_Dataset entries_
----
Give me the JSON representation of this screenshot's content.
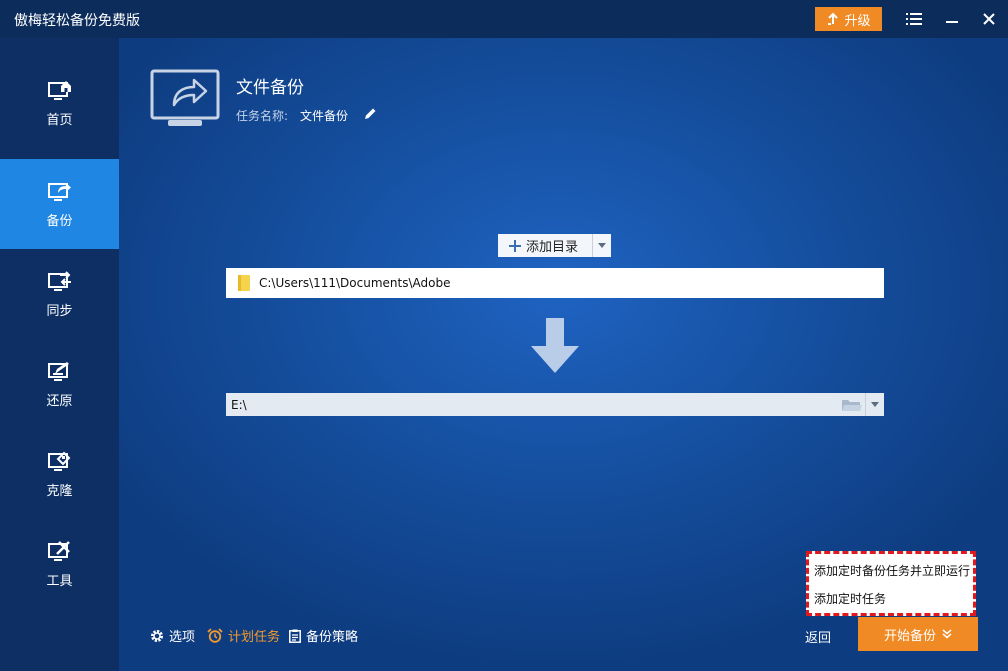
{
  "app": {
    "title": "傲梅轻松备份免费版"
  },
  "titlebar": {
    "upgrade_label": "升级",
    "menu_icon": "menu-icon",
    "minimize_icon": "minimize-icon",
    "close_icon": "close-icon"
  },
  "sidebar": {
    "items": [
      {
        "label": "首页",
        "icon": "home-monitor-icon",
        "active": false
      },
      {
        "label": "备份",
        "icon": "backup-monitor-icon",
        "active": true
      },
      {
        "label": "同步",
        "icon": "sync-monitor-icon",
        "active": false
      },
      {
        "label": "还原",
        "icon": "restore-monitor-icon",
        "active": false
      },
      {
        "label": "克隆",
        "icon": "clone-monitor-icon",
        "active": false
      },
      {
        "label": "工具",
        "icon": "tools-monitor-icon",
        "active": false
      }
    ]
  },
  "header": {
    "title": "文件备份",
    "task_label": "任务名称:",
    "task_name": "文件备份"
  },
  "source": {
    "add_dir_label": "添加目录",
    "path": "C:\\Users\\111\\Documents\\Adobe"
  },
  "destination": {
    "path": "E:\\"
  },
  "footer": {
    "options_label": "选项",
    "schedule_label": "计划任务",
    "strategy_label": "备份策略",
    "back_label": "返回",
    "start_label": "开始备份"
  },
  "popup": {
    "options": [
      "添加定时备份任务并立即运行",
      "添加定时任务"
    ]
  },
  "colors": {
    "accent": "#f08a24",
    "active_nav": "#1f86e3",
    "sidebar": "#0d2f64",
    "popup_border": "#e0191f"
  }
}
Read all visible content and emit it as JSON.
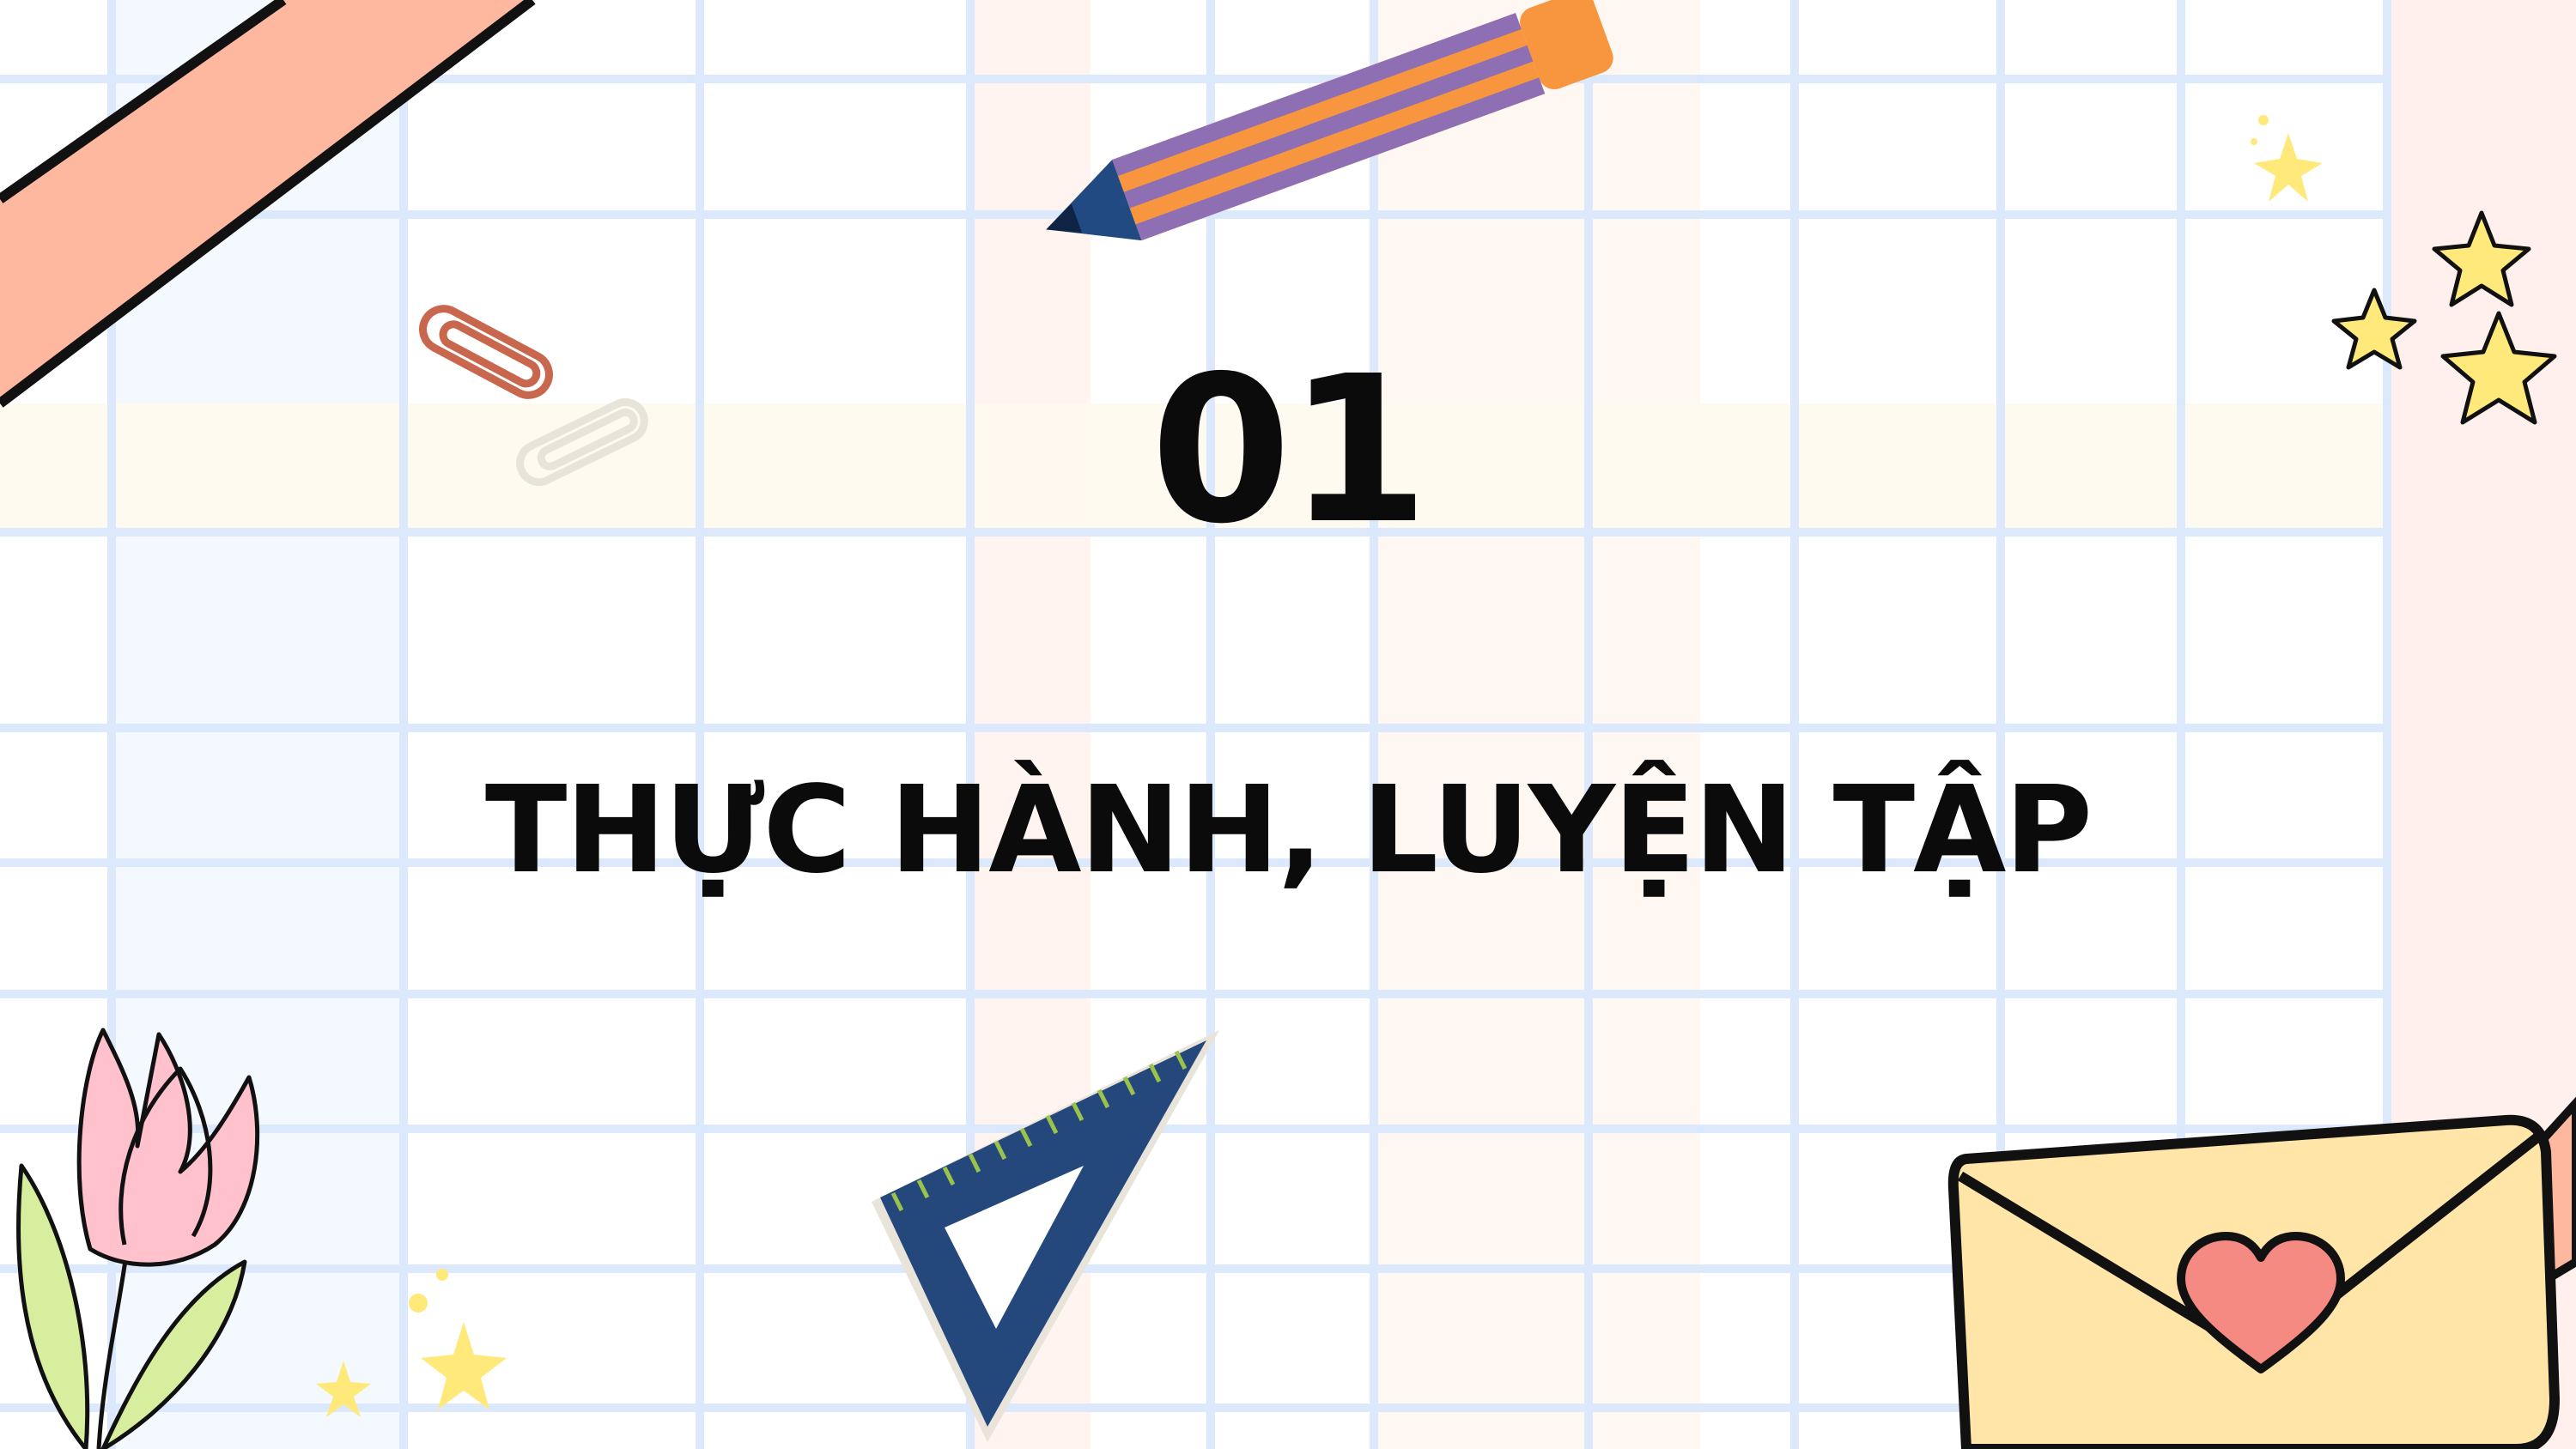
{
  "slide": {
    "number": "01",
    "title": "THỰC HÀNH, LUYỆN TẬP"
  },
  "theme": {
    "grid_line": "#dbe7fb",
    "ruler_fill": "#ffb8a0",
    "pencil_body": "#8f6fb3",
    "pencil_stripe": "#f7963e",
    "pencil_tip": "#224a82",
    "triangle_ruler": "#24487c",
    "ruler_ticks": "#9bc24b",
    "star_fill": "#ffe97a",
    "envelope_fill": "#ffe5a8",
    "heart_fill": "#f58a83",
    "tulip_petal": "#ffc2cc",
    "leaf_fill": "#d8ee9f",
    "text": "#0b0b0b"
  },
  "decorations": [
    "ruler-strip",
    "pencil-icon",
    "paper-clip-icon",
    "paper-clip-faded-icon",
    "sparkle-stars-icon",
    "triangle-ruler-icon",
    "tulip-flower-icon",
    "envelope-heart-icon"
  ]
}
----
_Your objective_
Reproduce, word for word, every line from the one that contains "Read all visible content and emit it as JSON." to the end of the data, including both ends; omit all pictures.

_Solution_
Read all visible content and emit it as JSON.
{
  "slide": {
    "number": "01",
    "title": "THỰC HÀNH, LUYỆN TẬP"
  },
  "theme": {
    "grid_line": "#dbe7fb",
    "ruler_fill": "#ffb8a0",
    "pencil_body": "#8f6fb3",
    "pencil_stripe": "#f7963e",
    "pencil_tip": "#224a82",
    "triangle_ruler": "#24487c",
    "ruler_ticks": "#9bc24b",
    "star_fill": "#ffe97a",
    "envelope_fill": "#ffe5a8",
    "heart_fill": "#f58a83",
    "tulip_petal": "#ffc2cc",
    "leaf_fill": "#d8ee9f",
    "text": "#0b0b0b"
  },
  "decorations": [
    "ruler-strip",
    "pencil-icon",
    "paper-clip-icon",
    "paper-clip-faded-icon",
    "sparkle-stars-icon",
    "triangle-ruler-icon",
    "tulip-flower-icon",
    "envelope-heart-icon"
  ]
}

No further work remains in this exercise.